# Records supplied start

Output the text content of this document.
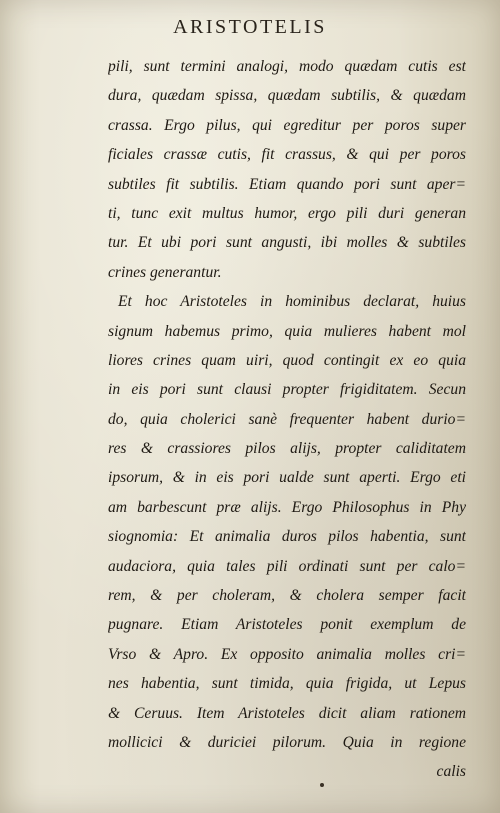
ARISTOTELIS
pili, sunt termini analogi, modo quædam cutis est
dura, quædam spissa, quædam subtilis, & quædam
crassa. Ergo pilus, qui egreditur per poros super
ficiales crassæ cutis, fit crassus, & qui per poros
subtiles fit subtilis. Etiam quando pori sunt aper=
ti, tunc exit multus humor, ergo pili duri generan
tur. Et ubi pori sunt angusti, ibi molles & subtiles
crines generantur.
Et hoc Aristoteles in hominibus declarat, huius
signum habemus primo, quia mulieres habent mol
liores crines quam uiri, quod contingit ex eo quia
in eis pori sunt clausi propter frigiditatem. Secun
do, quia cholerici sanè frequenter habent durio=
res & crassiores pilos alijs, propter caliditatem
ipsorum, & in eis pori ualde sunt aperti. Ergo eti
am barbescunt præ alijs. Ergo Philosophus in Phy
siognomia: Et animalia duros pilos habentia, sunt
audaciora, quia tales pili ordinati sunt per calo=
rem, & per choleram, & cholera semper facit
pugnare. Etiam Aristoteles ponit exemplum de
Vrso & Apro. Ex opposito animalia molles cri=
nes habentia, sunt timida, quia frigida, ut Lepus
& Ceruus. Item Aristoteles dicit aliam rationem
mollicici & duriciei pilorum. Quia in regione
calis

# Records supplied end

Required task >> The lines to collect are those holding the string "pilos"; copy them all.

Result below >>
res & crassiores pilos alijs, propter caliditatem
siognomia: Et animalia duros pilos habentia, sunt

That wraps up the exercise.